Exercise:
Among the entries below, find the lines with the word "Sheng" and return them.

Records shown:
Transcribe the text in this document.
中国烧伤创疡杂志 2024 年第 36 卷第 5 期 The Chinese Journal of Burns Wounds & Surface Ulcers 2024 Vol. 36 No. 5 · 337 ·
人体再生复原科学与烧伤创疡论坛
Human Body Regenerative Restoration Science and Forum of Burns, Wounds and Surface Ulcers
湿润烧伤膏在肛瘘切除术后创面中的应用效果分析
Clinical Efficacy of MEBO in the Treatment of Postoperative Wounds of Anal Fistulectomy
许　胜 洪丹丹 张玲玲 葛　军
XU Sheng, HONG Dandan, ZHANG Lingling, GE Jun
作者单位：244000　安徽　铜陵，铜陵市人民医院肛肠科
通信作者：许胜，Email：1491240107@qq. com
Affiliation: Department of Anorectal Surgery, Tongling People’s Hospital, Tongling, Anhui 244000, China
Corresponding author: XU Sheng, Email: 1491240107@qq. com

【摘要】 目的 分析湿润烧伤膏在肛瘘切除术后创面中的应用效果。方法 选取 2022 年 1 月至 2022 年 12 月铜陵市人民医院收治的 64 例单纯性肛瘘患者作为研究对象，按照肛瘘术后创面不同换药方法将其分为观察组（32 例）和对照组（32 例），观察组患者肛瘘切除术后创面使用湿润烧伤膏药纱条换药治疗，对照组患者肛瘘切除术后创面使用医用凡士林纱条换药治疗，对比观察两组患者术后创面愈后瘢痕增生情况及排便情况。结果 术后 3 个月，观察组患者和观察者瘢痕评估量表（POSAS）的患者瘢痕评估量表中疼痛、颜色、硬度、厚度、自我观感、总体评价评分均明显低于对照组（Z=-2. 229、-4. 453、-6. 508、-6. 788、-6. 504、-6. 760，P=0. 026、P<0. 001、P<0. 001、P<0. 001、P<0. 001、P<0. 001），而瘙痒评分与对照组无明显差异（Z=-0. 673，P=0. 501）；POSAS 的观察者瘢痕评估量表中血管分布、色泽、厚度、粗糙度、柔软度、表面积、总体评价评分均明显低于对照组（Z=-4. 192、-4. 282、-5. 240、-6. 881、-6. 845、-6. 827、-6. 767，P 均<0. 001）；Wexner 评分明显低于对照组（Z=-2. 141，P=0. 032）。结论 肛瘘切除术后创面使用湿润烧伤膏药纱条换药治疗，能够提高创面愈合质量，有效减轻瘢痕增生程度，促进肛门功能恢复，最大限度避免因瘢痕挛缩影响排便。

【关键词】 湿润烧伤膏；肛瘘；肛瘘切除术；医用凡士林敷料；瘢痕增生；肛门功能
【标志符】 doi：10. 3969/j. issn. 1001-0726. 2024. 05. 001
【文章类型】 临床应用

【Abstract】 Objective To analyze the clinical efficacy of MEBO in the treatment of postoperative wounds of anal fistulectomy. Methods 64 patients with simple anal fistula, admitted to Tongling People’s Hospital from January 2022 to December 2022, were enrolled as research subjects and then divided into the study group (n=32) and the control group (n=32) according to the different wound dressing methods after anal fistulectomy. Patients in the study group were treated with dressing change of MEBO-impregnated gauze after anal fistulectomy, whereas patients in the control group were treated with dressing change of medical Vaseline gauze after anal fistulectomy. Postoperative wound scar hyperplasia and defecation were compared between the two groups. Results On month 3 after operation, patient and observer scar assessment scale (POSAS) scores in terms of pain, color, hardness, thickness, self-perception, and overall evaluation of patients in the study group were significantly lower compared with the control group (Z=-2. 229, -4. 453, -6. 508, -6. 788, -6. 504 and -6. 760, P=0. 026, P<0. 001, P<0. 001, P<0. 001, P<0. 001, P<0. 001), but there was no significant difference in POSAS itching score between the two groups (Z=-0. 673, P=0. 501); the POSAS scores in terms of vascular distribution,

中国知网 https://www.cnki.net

Your response:
XU Sheng, HONG Dandan, ZHANG Lingling, GE Jun
Corresponding author: XU Sheng, Email: 1491240107@qq. com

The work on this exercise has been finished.